#### [TO DO]
Using the listing below, please gather every line containing the word "тревога".

-=-=-=-=-

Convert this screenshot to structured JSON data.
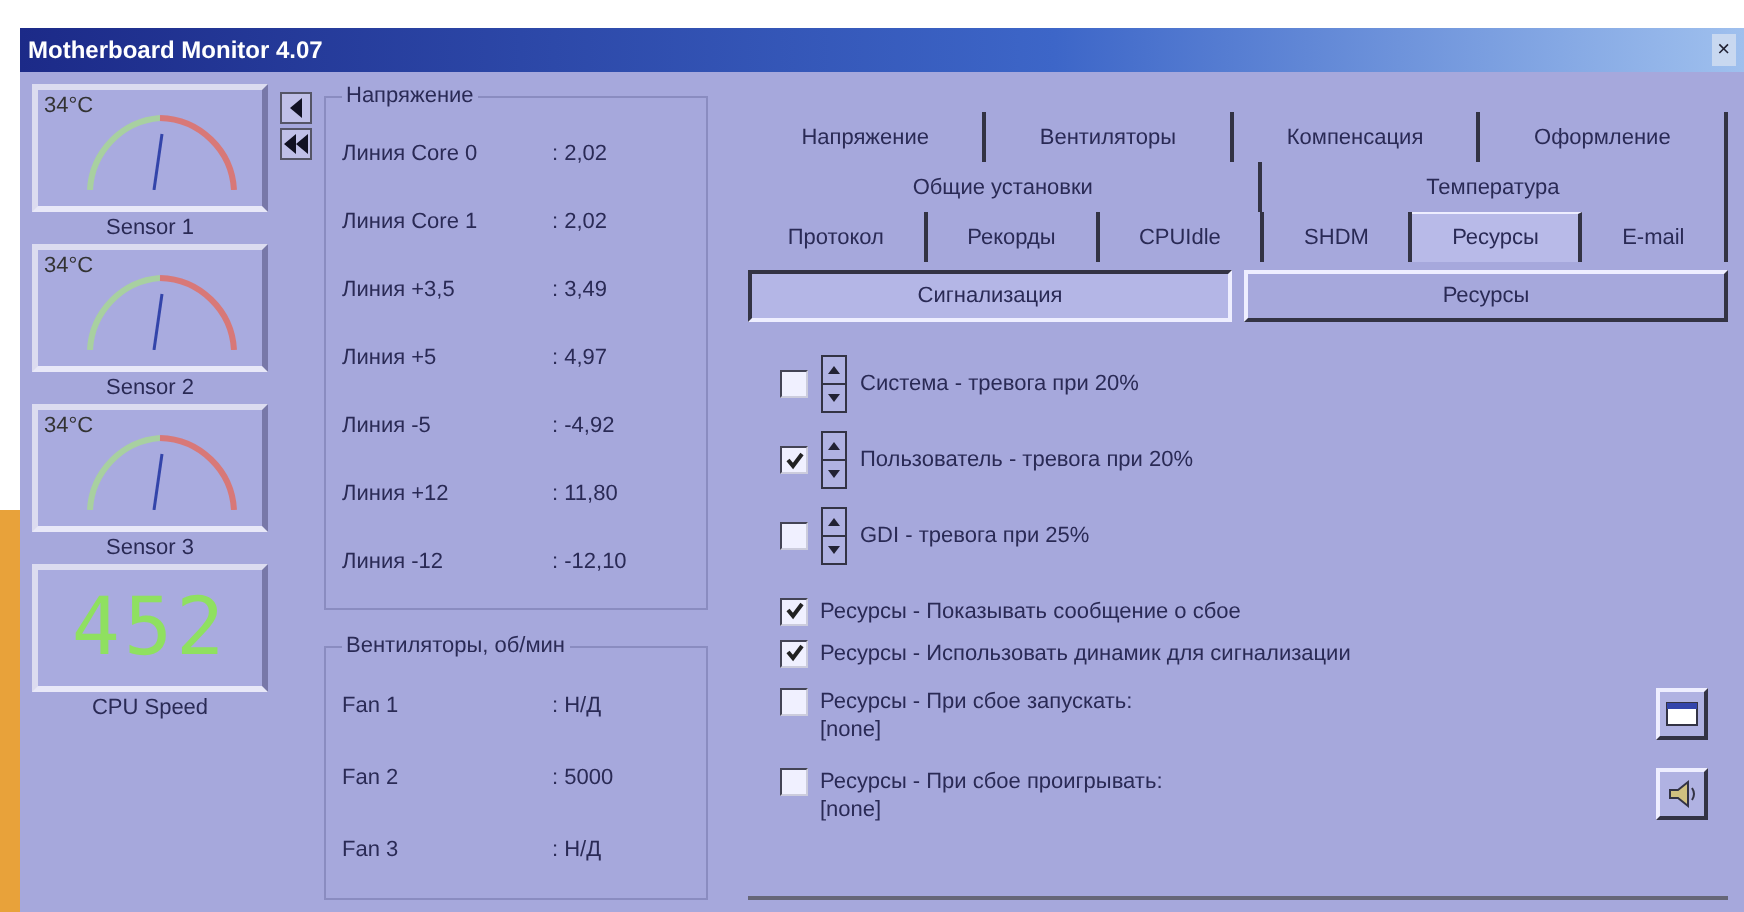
{
  "window": {
    "title": "Motherboard Monitor 4.07",
    "close": "×"
  },
  "sensors": [
    {
      "temp": "34°C",
      "label": "Sensor 1"
    },
    {
      "temp": "34°C",
      "label": "Sensor 2"
    },
    {
      "temp": "34°C",
      "label": "Sensor 3"
    }
  ],
  "cpu_speed": {
    "value": "452",
    "label": "CPU Speed"
  },
  "voltages": {
    "title": "Напряжение",
    "rows": [
      {
        "name": "Линия Core 0",
        "value": ": 2,02"
      },
      {
        "name": "Линия Core 1",
        "value": ": 2,02"
      },
      {
        "name": "Линия +3,5",
        "value": ": 3,49"
      },
      {
        "name": "Линия +5",
        "value": ": 4,97"
      },
      {
        "name": "Линия -5",
        "value": ": -4,92"
      },
      {
        "name": "Линия +12",
        "value": ": 11,80"
      },
      {
        "name": "Линия -12",
        "value": ": -12,10"
      }
    ]
  },
  "fans": {
    "title": "Вентиляторы, об/мин",
    "rows": [
      {
        "name": "Fan 1",
        "value": ": Н/Д"
      },
      {
        "name": "Fan 2",
        "value": ": 5000"
      },
      {
        "name": "Fan 3",
        "value": ": Н/Д"
      }
    ]
  },
  "tab_rows": [
    [
      {
        "label": "Напряжение",
        "selected": false
      },
      {
        "label": "Вентиляторы",
        "selected": false
      },
      {
        "label": "Компенсация",
        "selected": false
      },
      {
        "label": "Оформление",
        "selected": false
      }
    ],
    [
      {
        "label": "Общие установки",
        "selected": false
      },
      {
        "label": "Температура",
        "selected": false
      }
    ],
    [
      {
        "label": "Протокол",
        "selected": false
      },
      {
        "label": "Рекорды",
        "selected": false
      },
      {
        "label": "CPUIdle",
        "selected": false
      },
      {
        "label": "SHDM",
        "selected": false
      },
      {
        "label": "Ресурсы",
        "selected": true
      },
      {
        "label": "E-mail",
        "selected": false
      }
    ]
  ],
  "subtabs": [
    {
      "label": "Сигнализация",
      "selected": true
    },
    {
      "label": "Ресурсы",
      "selected": false
    }
  ],
  "options": [
    {
      "kind": "spin",
      "label": "Система - тревога при 20%",
      "checked": false
    },
    {
      "kind": "spin",
      "label": "Пользователь - тревога при 20%",
      "checked": true
    },
    {
      "kind": "spin",
      "label": "GDI - тревога при 25%",
      "checked": false
    },
    {
      "kind": "check",
      "label": "Ресурсы - Показывать сообщение о сбое",
      "checked": true
    },
    {
      "kind": "check",
      "label": "Ресурсы - Использовать динамик для сигнализации",
      "checked": true
    },
    {
      "kind": "program",
      "label": "Ресурсы - При сбое запускать:",
      "note": "[none]",
      "checked": false
    },
    {
      "kind": "sound",
      "label": "Ресурсы - При сбое проигрывать:",
      "note": "[none]",
      "checked": false
    }
  ]
}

-=-=-=-=-

#### [EXPECTED ANSWER]
      "label": "Система - тревога при 20%",
      "label": "Пользователь - тревога при 20%",
      "label": "GDI - тревога при 25%",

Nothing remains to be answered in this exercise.